Data records
◇ ◇ ◇

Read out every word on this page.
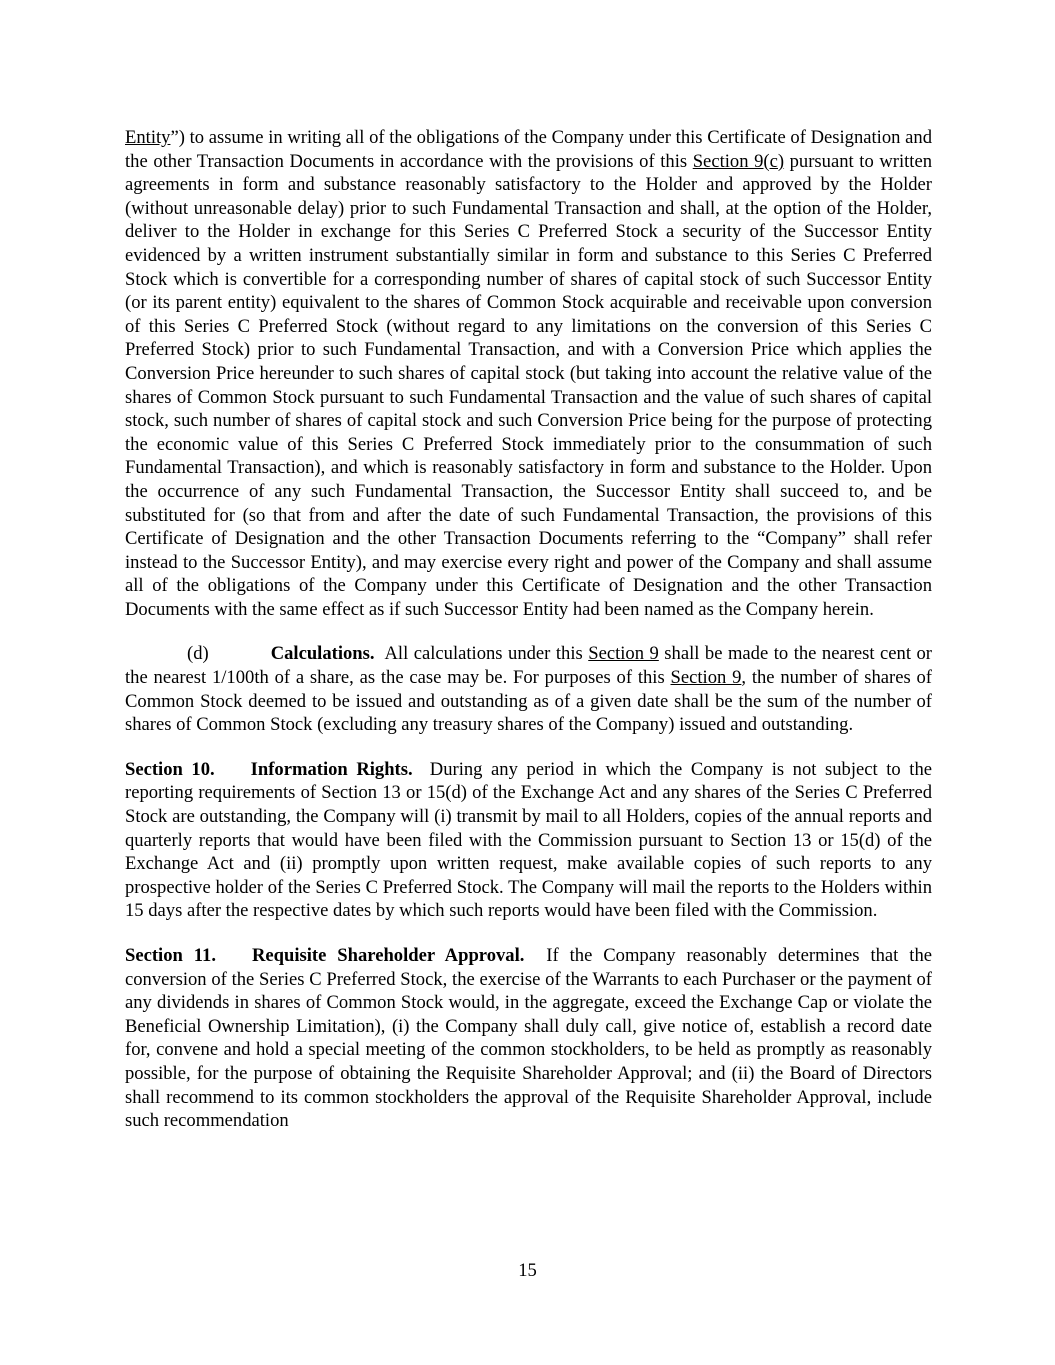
Entity”) to assume in writing all of the obligations of the Company under this Certificate of Designation and the other Transaction Documents in accordance with the provisions of this Section 9(c) pursuant to written agreements in form and substance reasonably satisfactory to the Holder and approved by the Holder (without unreasonable delay) prior to such Fundamental Transaction and shall, at the option of the Holder, deliver to the Holder in exchange for this Series C Preferred Stock a security of the Successor Entity evidenced by a written instrument substantially similar in form and substance to this Series C Preferred Stock which is convertible for a corresponding number of shares of capital stock of such Successor Entity (or its parent entity) equivalent to the shares of Common Stock acquirable and receivable upon conversion of this Series C Preferred Stock (without regard to any limitations on the conversion of this Series C Preferred Stock) prior to such Fundamental Transaction, and with a Conversion Price which applies the Conversion Price hereunder to such shares of capital stock (but taking into account the relative value of the shares of Common Stock pursuant to such Fundamental Transaction and the value of such shares of capital stock, such number of shares of capital stock and such Conversion Price being for the purpose of protecting the economic value of this Series C Preferred Stock immediately prior to the consummation of such Fundamental Transaction), and which is reasonably satisfactory in form and substance to the Holder. Upon the occurrence of any such Fundamental Transaction, the Successor Entity shall succeed to, and be substituted for (so that from and after the date of such Fundamental Transaction, the provisions of this Certificate of Designation and the other Transaction Documents referring to the “Company” shall refer instead to the Successor Entity), and may exercise every right and power of the Company and shall assume all of the obligations of the Company under this Certificate of Designation and the other Transaction Documents with the same effect as if such Successor Entity had been named as the Company herein.

(d)	Calculations.  All calculations under this Section 9 shall be made to the nearest cent or the nearest 1/100th of a share, as the case may be. For purposes of this Section 9, the number of shares of Common Stock deemed to be issued and outstanding as of a given date shall be the sum of the number of shares of Common Stock (excluding any treasury shares of the Company) issued and outstanding.

Section 10. Information Rights.  During any period in which the Company is not subject to the reporting requirements of Section 13 or 15(d) of the Exchange Act and any shares of the Series C Preferred Stock are outstanding, the Company will (i) transmit by mail to all Holders, copies of the annual reports and quarterly reports that would have been filed with the Commission pursuant to Section 13 or 15(d) of the Exchange Act and (ii) promptly upon written request, make available copies of such reports to any prospective holder of the Series C Preferred Stock. The Company will mail the reports to the Holders within 15 days after the respective dates by which such reports would have been filed with the Commission.

Section 11. Requisite Shareholder Approval.  If the Company reasonably determines that the conversion of the Series C Preferred Stock, the exercise of the Warrants to each Purchaser or the payment of any dividends in shares of Common Stock would, in the aggregate, exceed the Exchange Cap or violate the Beneficial Ownership Limitation), (i) the Company shall duly call, give notice of, establish a record date for, convene and hold a special meeting of the common stockholders, to be held as promptly as reasonably possible, for the purpose of obtaining the Requisite Shareholder Approval; and (ii) the Board of Directors shall recommend to its common stockholders the approval of the Requisite Shareholder Approval, include such recommendation

15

◇ ◇ ◇

▶ **THE TASK**: Extract from the material all lines containing the string "promptly".

▶ **SOLVED PROBLEM**:
Section 10. Information Rights.  During any period in which the Company is not subject to the reporting requirements of Section 13 or 15(d) of the Exchange Act and any shares of the Series C Preferred Stock are outstanding, the Company will (i) transmit by mail to all Holders, copies of the annual reports and quarterly reports that would have been filed with the Commission pursuant to Section 13 or 15(d) of the Exchange Act and (ii) promptly upon written request, make available copies of such reports to any prospective holder of the Series C Preferred Stock. The Company will mail the reports to the Holders within 15 days after the respective dates by which such reports would have been filed with the Commission.
Section 11. Requisite Shareholder Approval.  If the Company reasonably determines that the conversion of the Series C Preferred Stock, the exercise of the Warrants to each Purchaser or the payment of any dividends in shares of Common Stock would, in the aggregate, exceed the Exchange Cap or violate the Beneficial Ownership Limitation), (i) the Company shall duly call, give notice of, establish a record date for, convene and hold a special meeting of the common stockholders, to be held as promptly as reasonably possible, for the purpose of obtaining the Requisite Shareholder Approval; and (ii) the Board of Directors shall recommend to its common stockholders the approval of the Requisite Shareholder Approval, include such recommendation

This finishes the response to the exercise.